Your task:
Skip the pictures and repeat each line of the data exactly.

Supplied material:

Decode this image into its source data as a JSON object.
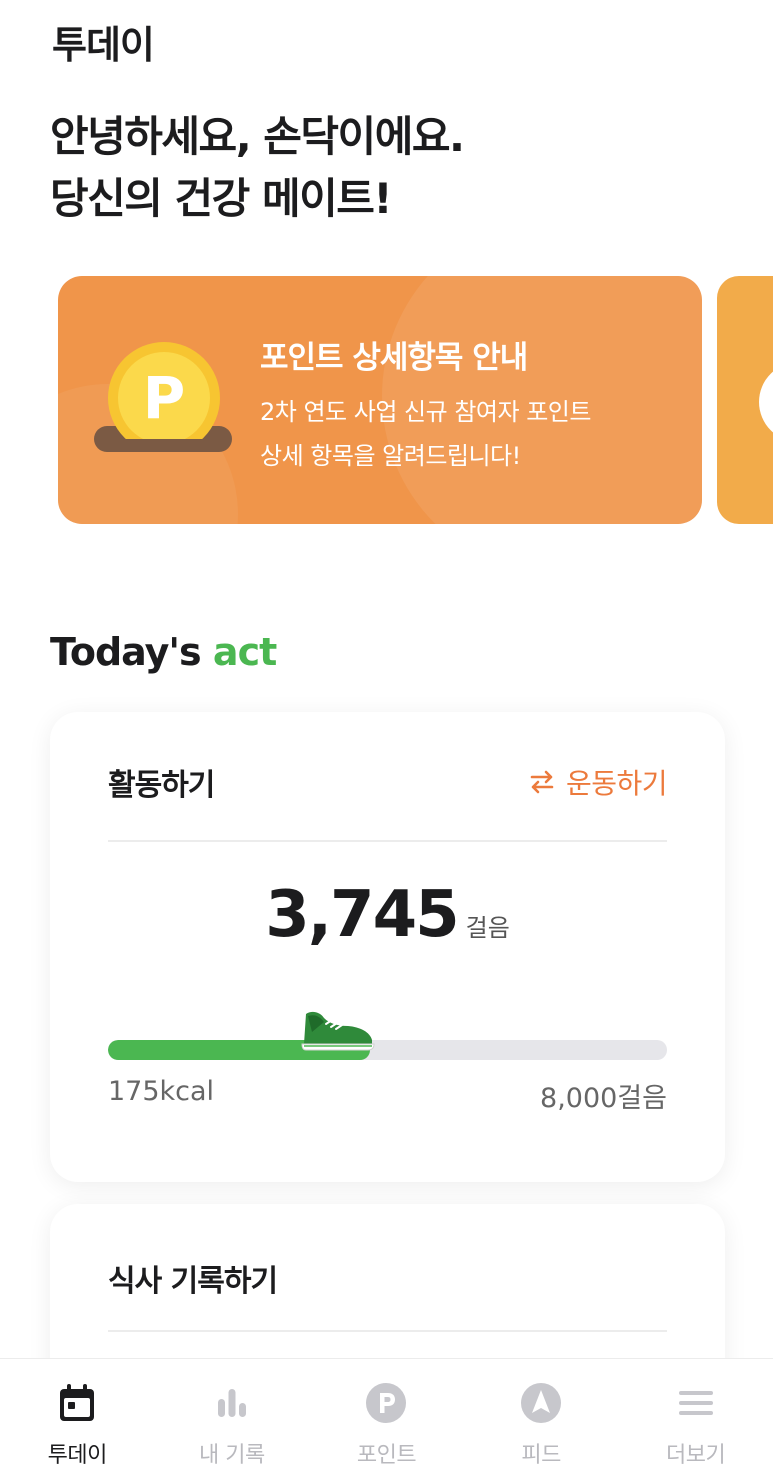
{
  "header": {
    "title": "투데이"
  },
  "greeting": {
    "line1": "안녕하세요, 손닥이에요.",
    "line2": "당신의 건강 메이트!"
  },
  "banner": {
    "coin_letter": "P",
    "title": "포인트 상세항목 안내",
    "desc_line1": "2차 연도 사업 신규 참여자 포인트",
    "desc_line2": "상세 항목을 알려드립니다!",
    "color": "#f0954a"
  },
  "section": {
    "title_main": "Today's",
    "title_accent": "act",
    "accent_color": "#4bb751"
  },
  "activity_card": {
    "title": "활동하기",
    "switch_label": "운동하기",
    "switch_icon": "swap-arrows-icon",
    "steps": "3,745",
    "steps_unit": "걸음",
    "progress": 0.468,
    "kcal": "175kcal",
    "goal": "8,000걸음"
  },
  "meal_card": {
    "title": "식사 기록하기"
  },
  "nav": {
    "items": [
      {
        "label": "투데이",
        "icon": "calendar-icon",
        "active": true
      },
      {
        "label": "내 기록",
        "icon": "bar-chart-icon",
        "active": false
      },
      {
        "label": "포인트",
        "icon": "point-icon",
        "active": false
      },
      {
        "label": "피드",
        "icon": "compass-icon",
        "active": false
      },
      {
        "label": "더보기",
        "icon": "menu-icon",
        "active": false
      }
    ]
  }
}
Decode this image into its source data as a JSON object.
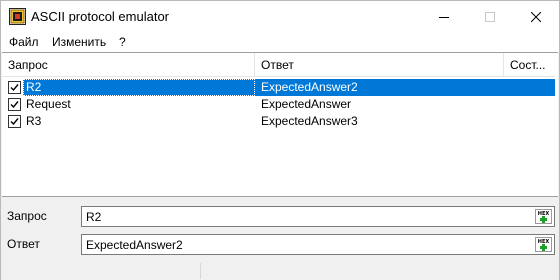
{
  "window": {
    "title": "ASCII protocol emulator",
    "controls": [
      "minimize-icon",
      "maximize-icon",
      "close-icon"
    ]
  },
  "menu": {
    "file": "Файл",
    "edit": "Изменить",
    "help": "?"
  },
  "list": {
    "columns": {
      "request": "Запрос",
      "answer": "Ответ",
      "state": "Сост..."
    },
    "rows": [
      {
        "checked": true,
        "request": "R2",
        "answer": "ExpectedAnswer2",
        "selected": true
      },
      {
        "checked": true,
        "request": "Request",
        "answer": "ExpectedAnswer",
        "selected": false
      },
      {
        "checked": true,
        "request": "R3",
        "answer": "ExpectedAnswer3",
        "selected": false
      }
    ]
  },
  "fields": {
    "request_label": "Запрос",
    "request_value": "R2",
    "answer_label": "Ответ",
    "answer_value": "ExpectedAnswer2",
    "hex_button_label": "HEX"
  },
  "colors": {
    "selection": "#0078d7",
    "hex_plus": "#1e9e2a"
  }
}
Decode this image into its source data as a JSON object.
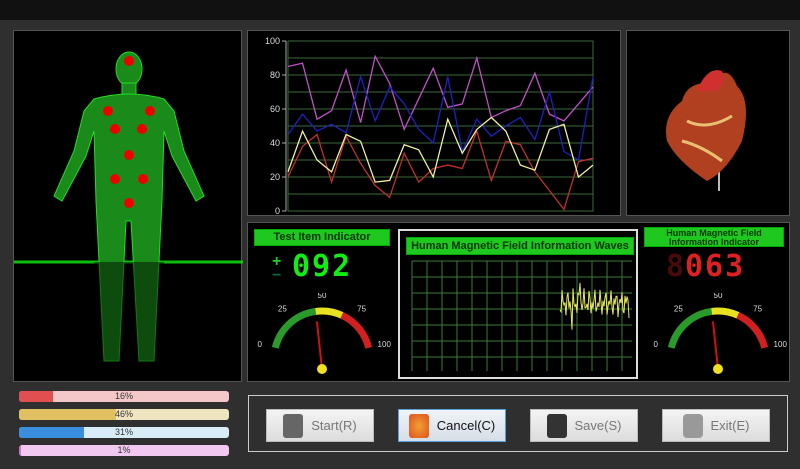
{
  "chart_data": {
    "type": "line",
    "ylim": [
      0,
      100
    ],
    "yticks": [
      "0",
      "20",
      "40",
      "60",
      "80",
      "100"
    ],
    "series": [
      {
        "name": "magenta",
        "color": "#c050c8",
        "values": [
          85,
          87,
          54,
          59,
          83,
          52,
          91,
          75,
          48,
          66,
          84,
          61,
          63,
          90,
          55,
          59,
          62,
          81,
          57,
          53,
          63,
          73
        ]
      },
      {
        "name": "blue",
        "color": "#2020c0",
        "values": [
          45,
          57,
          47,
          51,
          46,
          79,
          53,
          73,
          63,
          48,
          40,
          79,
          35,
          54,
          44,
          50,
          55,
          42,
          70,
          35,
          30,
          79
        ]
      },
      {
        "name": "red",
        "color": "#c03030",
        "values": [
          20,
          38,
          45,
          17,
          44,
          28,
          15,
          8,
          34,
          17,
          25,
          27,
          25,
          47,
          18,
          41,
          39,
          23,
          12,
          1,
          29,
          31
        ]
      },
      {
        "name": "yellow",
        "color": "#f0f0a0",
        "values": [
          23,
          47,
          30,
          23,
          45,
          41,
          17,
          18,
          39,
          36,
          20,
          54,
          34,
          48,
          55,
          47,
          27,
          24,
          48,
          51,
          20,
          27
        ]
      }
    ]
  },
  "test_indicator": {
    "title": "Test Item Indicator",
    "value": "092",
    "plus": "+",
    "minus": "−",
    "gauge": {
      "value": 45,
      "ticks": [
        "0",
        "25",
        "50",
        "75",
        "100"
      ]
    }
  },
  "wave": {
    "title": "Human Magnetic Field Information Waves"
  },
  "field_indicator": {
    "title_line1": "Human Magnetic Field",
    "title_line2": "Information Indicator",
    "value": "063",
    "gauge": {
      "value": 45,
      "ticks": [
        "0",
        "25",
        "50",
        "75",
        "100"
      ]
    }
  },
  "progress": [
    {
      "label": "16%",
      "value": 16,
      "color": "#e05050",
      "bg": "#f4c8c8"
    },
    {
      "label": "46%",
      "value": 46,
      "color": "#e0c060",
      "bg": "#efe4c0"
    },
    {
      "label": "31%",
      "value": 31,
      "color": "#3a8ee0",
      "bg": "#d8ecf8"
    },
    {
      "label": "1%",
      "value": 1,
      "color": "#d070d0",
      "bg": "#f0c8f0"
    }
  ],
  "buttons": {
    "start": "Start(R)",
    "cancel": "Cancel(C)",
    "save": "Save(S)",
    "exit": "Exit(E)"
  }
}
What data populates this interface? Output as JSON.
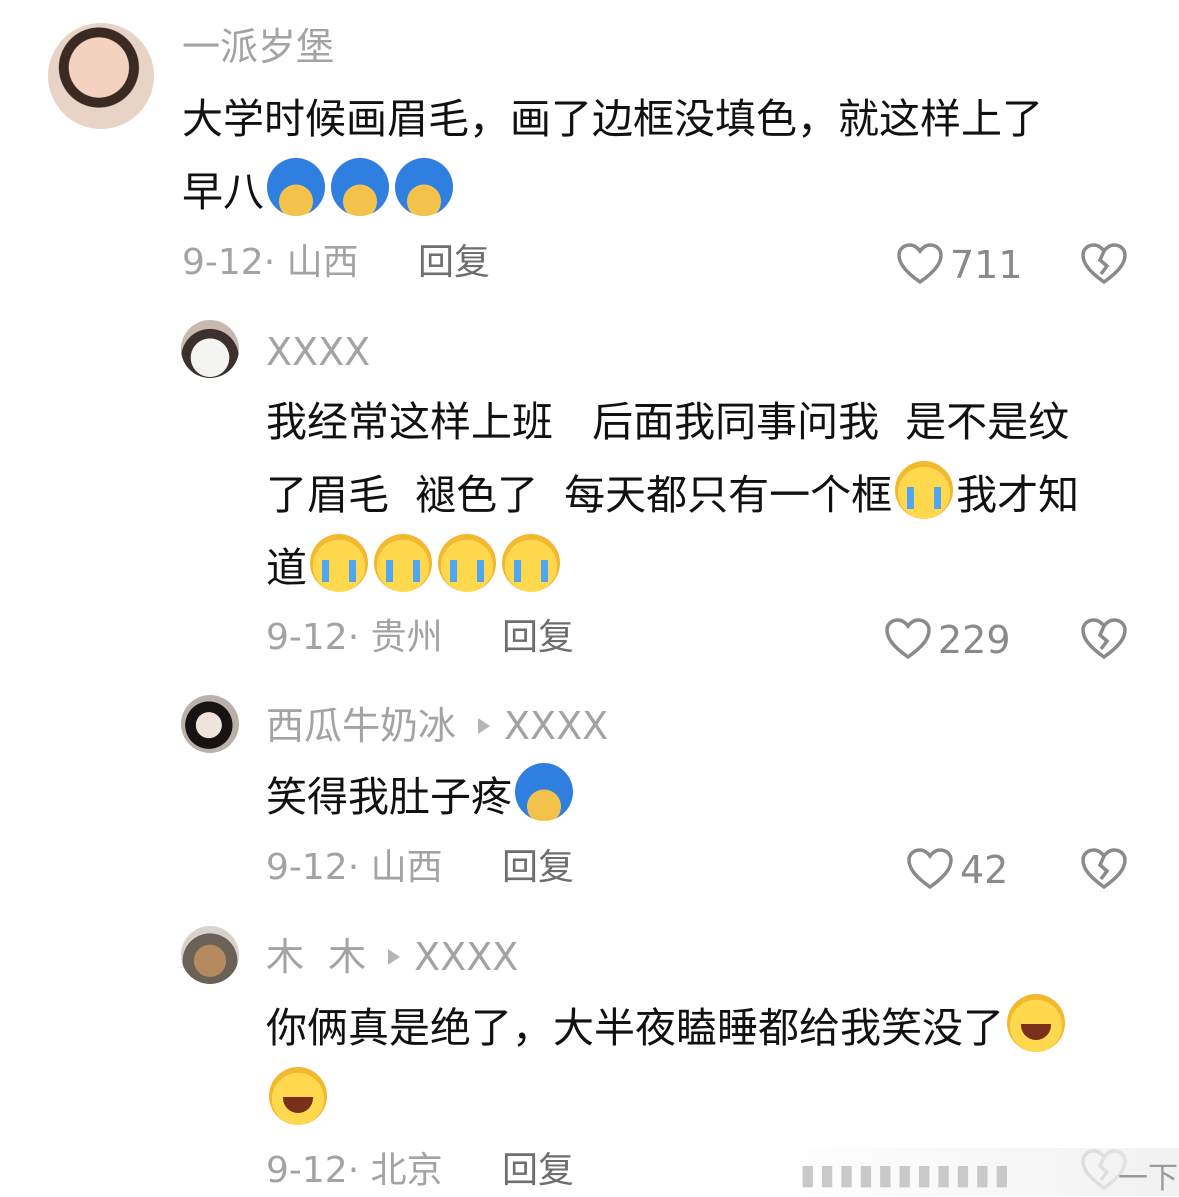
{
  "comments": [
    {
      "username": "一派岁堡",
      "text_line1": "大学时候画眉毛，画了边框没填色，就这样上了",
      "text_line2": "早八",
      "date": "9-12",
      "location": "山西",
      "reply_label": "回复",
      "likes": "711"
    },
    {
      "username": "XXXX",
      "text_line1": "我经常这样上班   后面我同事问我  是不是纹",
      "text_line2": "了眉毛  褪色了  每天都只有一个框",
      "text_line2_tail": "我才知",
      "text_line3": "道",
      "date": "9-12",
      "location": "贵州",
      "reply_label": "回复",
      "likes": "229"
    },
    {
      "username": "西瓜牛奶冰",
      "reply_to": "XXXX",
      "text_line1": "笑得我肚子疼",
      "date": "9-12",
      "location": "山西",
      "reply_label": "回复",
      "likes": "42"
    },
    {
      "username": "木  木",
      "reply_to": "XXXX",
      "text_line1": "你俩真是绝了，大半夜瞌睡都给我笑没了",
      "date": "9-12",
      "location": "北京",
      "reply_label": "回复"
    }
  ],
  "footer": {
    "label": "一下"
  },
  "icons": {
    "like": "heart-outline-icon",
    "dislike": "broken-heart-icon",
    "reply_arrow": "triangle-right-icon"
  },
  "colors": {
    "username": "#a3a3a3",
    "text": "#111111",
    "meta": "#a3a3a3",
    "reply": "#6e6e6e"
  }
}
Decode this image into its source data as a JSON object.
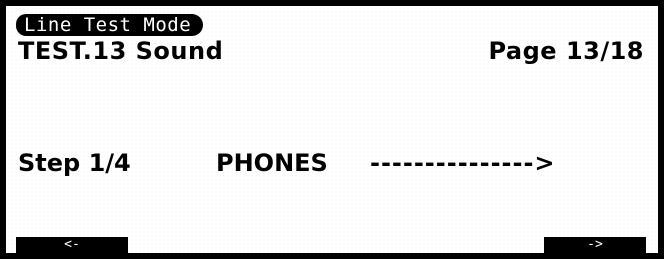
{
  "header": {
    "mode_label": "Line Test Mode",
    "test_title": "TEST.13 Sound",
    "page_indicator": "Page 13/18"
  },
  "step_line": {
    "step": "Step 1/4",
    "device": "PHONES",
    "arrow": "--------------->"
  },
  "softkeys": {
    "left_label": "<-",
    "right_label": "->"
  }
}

Response for this exercise:
Decode this image into its source data as a JSON object.
{
  "header": {
    "title": "투데이"
  },
  "greeting": {
    "line1": "안녕하세요, 손닥이에요.",
    "line2": "당신의 건강 메이트!"
  },
  "banner": {
    "coin_letter": "P",
    "title": "포인트 상세항목 안내",
    "desc_line1": "2차 연도 사업 신규 참여자 포인트",
    "desc_line2": "상세 항목을 알려드립니다!",
    "color": "#f0954a"
  },
  "section": {
    "title_main": "Today's",
    "title_accent": "act",
    "accent_color": "#4bb751"
  },
  "activity_card": {
    "title": "활동하기",
    "switch_label": "운동하기",
    "switch_icon": "swap-arrows-icon",
    "steps": "3,745",
    "steps_unit": "걸음",
    "progress": 0.468,
    "kcal": "175kcal",
    "goal": "8,000걸음"
  },
  "meal_card": {
    "title": "식사 기록하기"
  },
  "nav": {
    "items": [
      {
        "label": "투데이",
        "icon": "calendar-icon",
        "active": true
      },
      {
        "label": "내 기록",
        "icon": "bar-chart-icon",
        "active": false
      },
      {
        "label": "포인트",
        "icon": "point-icon",
        "active": false
      },
      {
        "label": "피드",
        "icon": "compass-icon",
        "active": false
      },
      {
        "label": "더보기",
        "icon": "menu-icon",
        "active": false
      }
    ]
  }
}
Decode this image into its source data as a JSON object.
{
  "window": {
    "title": "ASCII protocol emulator",
    "controls": [
      "minimize-icon",
      "maximize-icon",
      "close-icon"
    ]
  },
  "menu": {
    "file": "Файл",
    "edit": "Изменить",
    "help": "?"
  },
  "list": {
    "columns": {
      "request": "Запрос",
      "answer": "Ответ",
      "state": "Сост..."
    },
    "rows": [
      {
        "checked": true,
        "request": "R2",
        "answer": "ExpectedAnswer2",
        "selected": true
      },
      {
        "checked": true,
        "request": "Request",
        "answer": "ExpectedAnswer",
        "selected": false
      },
      {
        "checked": true,
        "request": "R3",
        "answer": "ExpectedAnswer3",
        "selected": false
      }
    ]
  },
  "fields": {
    "request_label": "Запрос",
    "request_value": "R2",
    "answer_label": "Ответ",
    "answer_value": "ExpectedAnswer2",
    "hex_button_label": "HEX"
  },
  "colors": {
    "selection": "#0078d7",
    "hex_plus": "#1e9e2a"
  }
}
Decode this image into its source data as a JSON object.
{
  "chart_data": {
    "type": "line",
    "ylim": [
      0,
      100
    ],
    "yticks": [
      "0",
      "20",
      "40",
      "60",
      "80",
      "100"
    ],
    "series": [
      {
        "name": "magenta",
        "color": "#c050c8",
        "values": [
          85,
          87,
          54,
          59,
          83,
          52,
          91,
          75,
          48,
          66,
          84,
          61,
          63,
          90,
          55,
          59,
          62,
          81,
          57,
          53,
          63,
          73
        ]
      },
      {
        "name": "blue",
        "color": "#2020c0",
        "values": [
          45,
          57,
          47,
          51,
          46,
          79,
          53,
          73,
          63,
          48,
          40,
          79,
          35,
          54,
          44,
          50,
          55,
          42,
          70,
          35,
          30,
          79
        ]
      },
      {
        "name": "red",
        "color": "#c03030",
        "values": [
          20,
          38,
          45,
          17,
          44,
          28,
          15,
          8,
          34,
          17,
          25,
          27,
          25,
          47,
          18,
          41,
          39,
          23,
          12,
          1,
          29,
          31
        ]
      },
      {
        "name": "yellow",
        "color": "#f0f0a0",
        "values": [
          23,
          47,
          30,
          23,
          45,
          41,
          17,
          18,
          39,
          36,
          20,
          54,
          34,
          48,
          55,
          47,
          27,
          24,
          48,
          51,
          20,
          27
        ]
      }
    ]
  },
  "test_indicator": {
    "title": "Test Item Indicator",
    "value": "092",
    "plus": "+",
    "minus": "−",
    "gauge": {
      "value": 45,
      "ticks": [
        "0",
        "25",
        "50",
        "75",
        "100"
      ]
    }
  },
  "wave": {
    "title": "Human Magnetic Field Information Waves"
  },
  "field_indicator": {
    "title_line1": "Human Magnetic Field",
    "title_line2": "Information Indicator",
    "value": "063",
    "gauge": {
      "value": 45,
      "ticks": [
        "0",
        "25",
        "50",
        "75",
        "100"
      ]
    }
  },
  "progress": [
    {
      "label": "16%",
      "value": 16,
      "color": "#e05050",
      "bg": "#f4c8c8"
    },
    {
      "label": "46%",
      "value": 46,
      "color": "#e0c060",
      "bg": "#efe4c0"
    },
    {
      "label": "31%",
      "value": 31,
      "color": "#3a8ee0",
      "bg": "#d8ecf8"
    },
    {
      "label": "1%",
      "value": 1,
      "color": "#d070d0",
      "bg": "#f0c8f0"
    }
  ],
  "buttons": {
    "start": "Start(R)",
    "cancel": "Cancel(C)",
    "save": "Save(S)",
    "exit": "Exit(E)"
  }
}
What data populates this interface? Output as JSON.
{
  "comments": [
    {
      "username": "一派岁堡",
      "text_line1": "大学时候画眉毛，画了边框没填色，就这样上了",
      "text_line2": "早八",
      "date": "9-12",
      "location": "山西",
      "reply_label": "回复",
      "likes": "711"
    },
    {
      "username": "XXXX",
      "text_line1": "我经常这样上班   后面我同事问我  是不是纹",
      "text_line2": "了眉毛  褪色了  每天都只有一个框",
      "text_line2_tail": "我才知",
      "text_line3": "道",
      "date": "9-12",
      "location": "贵州",
      "reply_label": "回复",
      "likes": "229"
    },
    {
      "username": "西瓜牛奶冰",
      "reply_to": "XXXX",
      "text_line1": "笑得我肚子疼",
      "date": "9-12",
      "location": "山西",
      "reply_label": "回复",
      "likes": "42"
    },
    {
      "username": "木  木",
      "reply_to": "XXXX",
      "text_line1": "你俩真是绝了，大半夜瞌睡都给我笑没了",
      "date": "9-12",
      "location": "北京",
      "reply_label": "回复"
    }
  ],
  "footer": {
    "label": "一下"
  },
  "icons": {
    "like": "heart-outline-icon",
    "dislike": "broken-heart-icon",
    "reply_arrow": "triangle-right-icon"
  },
  "colors": {
    "username": "#a3a3a3",
    "text": "#111111",
    "meta": "#a3a3a3",
    "reply": "#6e6e6e"
  }
}
Decode this image into its source data as a JSON object.
{
  "header": {
    "mode_label": "Line Test Mode",
    "test_title": "TEST.13 Sound",
    "page_indicator": "Page 13/18"
  },
  "step_line": {
    "step": "Step 1/4",
    "device": "PHONES",
    "arrow": "--------------->"
  },
  "softkeys": {
    "left_label": "<-",
    "right_label": "->"
  }
}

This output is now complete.